◆ **Data entries**

━━━━━━━━━━

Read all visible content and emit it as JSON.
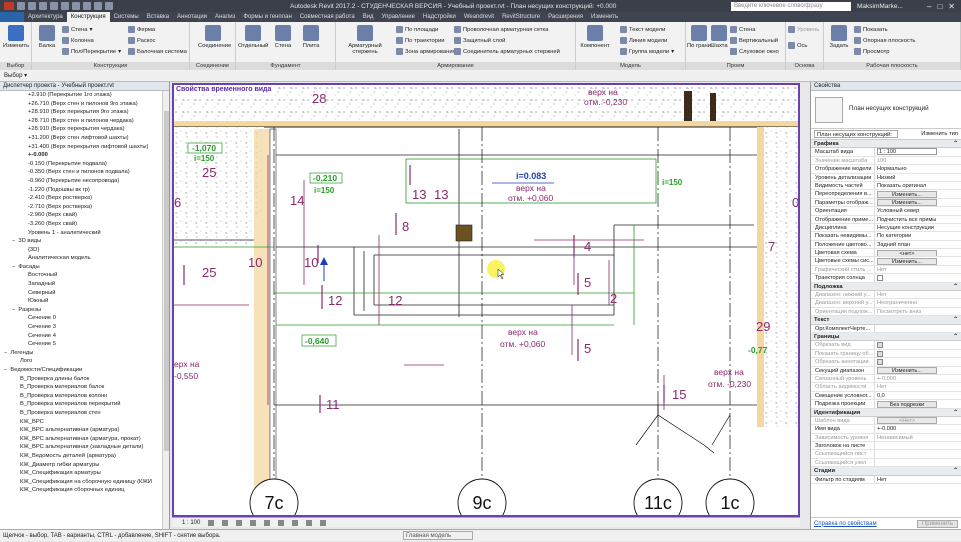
{
  "titlebar": {
    "title": "Autodesk Revit 2017.2 - СТУДЕНЧЕСКАЯ ВЕРСИЯ -    Учебный проект.rvt - План несущих конструкций: +0.000",
    "search_placeholder": "Введите ключевое слово/фразу",
    "user": "MaksimMarke..."
  },
  "tabs": [
    "Архитектура",
    "Конструкция",
    "Системы",
    "Вставка",
    "Аннотации",
    "Анализ",
    "Формы и генплан",
    "Совместная работа",
    "Вид",
    "Управление",
    "Надстройки",
    "Weandrevit",
    "RevitStructure",
    "Расширения",
    "Изменить"
  ],
  "active_tab": "Конструкция",
  "ribbon": {
    "groups": {
      "select": "Выбор",
      "structure": "Конструкция",
      "connection": "Соединение",
      "foundation": "Фундамент",
      "reinforcement": "Армирование",
      "model": "Модель",
      "opening": "Проем",
      "datum": "Основа",
      "workplane": "Рабочая плоскость"
    },
    "buttons": {
      "modify": "Изменить",
      "beam": "Балка",
      "wall": "Стена",
      "column": "Колонна",
      "floor_ceiling": "Пол/Перекрытие",
      "truss": "Ферма",
      "brace": "Раскос",
      "beam_system": "Балочная система",
      "connection": "Соединение",
      "isolated": "Отдельный",
      "wall_found": "Стена",
      "slab": "Плита",
      "rebar": "Арматурный стержень",
      "area": "По площади",
      "path": "По траектории",
      "area_reinf": "Зона армирования",
      "fabric": "Проволочная арматурная сетка",
      "cover": "Защитный слой",
      "coupler": "Соединитель арматурных стержней",
      "component": "Компонент",
      "model_text": "Текст модели",
      "model_line": "Линия модели",
      "model_group": "Группа модели",
      "by_face": "По грани",
      "shaft": "Шахта",
      "wall_open": "Стена",
      "vertical": "Вертикальный",
      "dormer": "Слуховое окно",
      "level": "Уровень",
      "grid": "Ось",
      "set": "Задать",
      "show": "Показать",
      "ref_plane": "Опорная плоскость",
      "viewer": "Просмотр"
    }
  },
  "browser": {
    "title": "Диспетчер проекта - Учебный проект.rvt",
    "items": [
      {
        "indent": 3,
        "text": "+2.910 (Перекрытие 1го этажа)"
      },
      {
        "indent": 3,
        "text": "+26.710 (Верх стен и пилонов 9го этажа)"
      },
      {
        "indent": 3,
        "text": "+28.910 (Верх перекрытия 9го этажа)"
      },
      {
        "indent": 3,
        "text": "+28.710 (Верх стен и пилонов чердака)"
      },
      {
        "indent": 3,
        "text": "+28.910 (Верх перекрытия чердака)"
      },
      {
        "indent": 3,
        "text": "+31.200 (Верх стен лифтовой шахты)"
      },
      {
        "indent": 3,
        "text": "+31.400 (Верх перекрытия лифтовой шахты)"
      },
      {
        "indent": 3,
        "text": "+-0.000",
        "bold": true
      },
      {
        "indent": 3,
        "text": "-0.150 (Перекрытие подвала)"
      },
      {
        "indent": 3,
        "text": "-0.350 (Верх стен и пилонов подвала)"
      },
      {
        "indent": 3,
        "text": "-0.960 (Перекрытие несопровода)"
      },
      {
        "indent": 3,
        "text": "-1.220 (Подошвы вк гр)"
      },
      {
        "indent": 3,
        "text": "-2.410 (Верх ростверка)"
      },
      {
        "indent": 3,
        "text": "-2.710 (Верх ростверка)"
      },
      {
        "indent": 3,
        "text": "-2.960 (Верх свай)"
      },
      {
        "indent": 3,
        "text": "-3.260 (Верх свай)"
      },
      {
        "indent": 3,
        "text": "Уровень 1 - аналитический"
      },
      {
        "indent": 1,
        "text": "3D виды",
        "expander": "−"
      },
      {
        "indent": 3,
        "text": "{3D}"
      },
      {
        "indent": 3,
        "text": "Аналитическая модель"
      },
      {
        "indent": 1,
        "text": "Фасады",
        "expander": "−"
      },
      {
        "indent": 3,
        "text": "Восточный"
      },
      {
        "indent": 3,
        "text": "Западный"
      },
      {
        "indent": 3,
        "text": "Северный"
      },
      {
        "indent": 3,
        "text": "Южный"
      },
      {
        "indent": 1,
        "text": "Разрезы",
        "expander": "−"
      },
      {
        "indent": 3,
        "text": "Сечение 0"
      },
      {
        "indent": 3,
        "text": "Сечение 3"
      },
      {
        "indent": 3,
        "text": "Сечение 4"
      },
      {
        "indent": 3,
        "text": "Сечение 5"
      },
      {
        "indent": 0,
        "text": "Легенды",
        "expander": "−"
      },
      {
        "indent": 2,
        "text": "Лого"
      },
      {
        "indent": 0,
        "text": "Ведомости/Спецификации",
        "expander": "−"
      },
      {
        "indent": 2,
        "text": "В_Проверка длины балок"
      },
      {
        "indent": 2,
        "text": "В_Проверка материалов балок"
      },
      {
        "indent": 2,
        "text": "В_Проверка материалов колонн"
      },
      {
        "indent": 2,
        "text": "В_Проверка материалов перекрытий"
      },
      {
        "indent": 2,
        "text": "В_Проверка материалов стен"
      },
      {
        "indent": 2,
        "text": "КЖ_ВРС"
      },
      {
        "indent": 2,
        "text": "КЖ_ВРС альтернативная (арматура)"
      },
      {
        "indent": 2,
        "text": "КЖ_ВРС альтернативная (арматура, прокат)"
      },
      {
        "indent": 2,
        "text": "КЖ_ВРС альтернативная (закладные детали)"
      },
      {
        "indent": 2,
        "text": "КЖ_Ведомость деталей (арматура)"
      },
      {
        "indent": 2,
        "text": "КЖ_Диаметр гибки арматуры"
      },
      {
        "indent": 2,
        "text": "КЖ_Спецификация арматуры"
      },
      {
        "indent": 2,
        "text": "КЖ_Спецификация на сборочную единицу (КЖИ"
      },
      {
        "indent": 2,
        "text": "КЖ_Спецификация сборочных единиц"
      }
    ]
  },
  "view": {
    "title": "Свойства временного вида",
    "scale": "1 : 100",
    "grids": [
      "7с",
      "9с",
      "11с",
      "1с"
    ],
    "labels": {
      "l28": "28",
      "l25a": "25",
      "l25b": "25",
      "l14": "14",
      "l13a": "13",
      "l13b": "13",
      "l10a": "10",
      "l10b": "10",
      "l12a": "12",
      "l12b": "12",
      "l11": "11",
      "l8": "8",
      "l4": "4",
      "l5a": "5",
      "l5b": "5",
      "l2": "2",
      "l15": "15",
      "l6": "6",
      "l29": "29",
      "l7": "7",
      "e1070": "-1,070",
      "i150a": "i=150",
      "e0210": "-0,210",
      "i150b": "i=150",
      "i150c": "i=150",
      "i083": "i=0.083",
      "e0640": "-0,640",
      "e0550": "-0,550",
      "e0230a": "-0,230",
      "e0230b": "-0,230",
      "top1": "верх на",
      "top1b": "отм. +0,060",
      "top2": "верх на",
      "top2b": "отм. +0,060",
      "top3": "верх на",
      "top3b": "отм. -0,230",
      "top4": "верх на",
      "top4b": "отм. -0,230",
      "top5": "верх на",
      "e0550pre": "ерх на",
      "e077": "-0,77",
      "e0": "0"
    }
  },
  "props": {
    "title": "Свойства",
    "type_name": "План несущих конструкций",
    "type_select": "План несущих конструкций: ",
    "edit_type": "Изменить тип",
    "sections": [
      {
        "name": "Графика",
        "rows": [
          {
            "k": "Масштаб вида",
            "v": "1 : 100",
            "box": true
          },
          {
            "k": "Значение масштаба",
            "v": "100",
            "grey": true
          },
          {
            "k": "Отображение модели",
            "v": "Нормально"
          },
          {
            "k": "Уровень детализации",
            "v": "Низкий"
          },
          {
            "k": "Видимость частей",
            "v": "Показать оригинал"
          },
          {
            "k": "Переопределения в...",
            "v": "Изменить...",
            "btn": true
          },
          {
            "k": "Параметры отображ...",
            "v": "Изменить...",
            "btn": true
          },
          {
            "k": "Ориентация",
            "v": "Условный север"
          },
          {
            "k": "Отображение приме...",
            "v": "Подчистить все примы"
          },
          {
            "k": "Дисциплина",
            "v": "Несущие конструкции"
          },
          {
            "k": "Показать невидимы...",
            "v": "По категории"
          },
          {
            "k": "Положение цветово...",
            "v": "Задний план"
          },
          {
            "k": "Цветовая схема",
            "v": "<нет>",
            "btn": true
          },
          {
            "k": "Цветовые схемы сис...",
            "v": "Изменить...",
            "btn": true
          },
          {
            "k": "Графический стиль ...",
            "v": "Нет",
            "grey": true
          },
          {
            "k": "Траектория солнца",
            "v": "",
            "check": true
          }
        ]
      },
      {
        "name": "Подложка",
        "rows": [
          {
            "k": "Диапазон: нижний у...",
            "v": "Нет",
            "grey": true
          },
          {
            "k": "Диапазон: верхний у...",
            "v": "Неограниченно",
            "grey": true
          },
          {
            "k": "Ориентация подлож...",
            "v": "Посмотреть вниз",
            "grey": true
          }
        ]
      },
      {
        "name": "Текст",
        "rows": [
          {
            "k": "Орг.КомплектЧерте...",
            "v": ""
          }
        ]
      },
      {
        "name": "Границы",
        "rows": [
          {
            "k": "Обрезать вид",
            "v": "",
            "check": true,
            "grey": true
          },
          {
            "k": "Показать границу об...",
            "v": "",
            "check": true,
            "grey": true
          },
          {
            "k": "Обрезать аннотации",
            "v": "",
            "check": true,
            "grey": true
          },
          {
            "k": "Секущий диапазон",
            "v": "Изменить...",
            "btn": true
          },
          {
            "k": "Связанный уровень",
            "v": "+-0.000",
            "grey": true
          },
          {
            "k": "Область видимости",
            "v": "Нет",
            "grey": true
          },
          {
            "k": "Смещение условног...",
            "v": "0,0"
          },
          {
            "k": "Подрезка проекции",
            "v": "Без подрезки",
            "btn": true
          }
        ]
      },
      {
        "name": "Идентификация",
        "rows": [
          {
            "k": "Шаблон вида",
            "v": "<Нет>",
            "btn": true,
            "grey": true
          },
          {
            "k": "Имя вида",
            "v": "+-0.000"
          },
          {
            "k": "Зависимость уровня",
            "v": "Независимый",
            "grey": true
          },
          {
            "k": "Заголовок на листе",
            "v": ""
          },
          {
            "k": "Ссылающийся лист",
            "v": "",
            "grey": true
          },
          {
            "k": "Ссылающийся узел",
            "v": "",
            "grey": true
          }
        ]
      },
      {
        "name": "Стадии",
        "rows": [
          {
            "k": "Фильтр по стадиям",
            "v": "Нет"
          }
        ]
      }
    ],
    "help_link": "Справка по свойствам",
    "apply": "Применить"
  },
  "options_bar": {
    "select_label": "Выбор ▾"
  },
  "status": {
    "message": "Щелчок - выбор, TAB - варианты, CTRL - добавление, SHIFT - снятие выбора.",
    "model": "Главная модель"
  }
}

━━━━━━━━━━

Search the data for the string "арматура" and copy each line where it appears.

        "text": "КЖ_ВРС альтернативная (арматура)"
        "text": "КЖ_ВРС альтернативная (арматура, прокат)"
        "text": "КЖ_Ведомость деталей (арматура)"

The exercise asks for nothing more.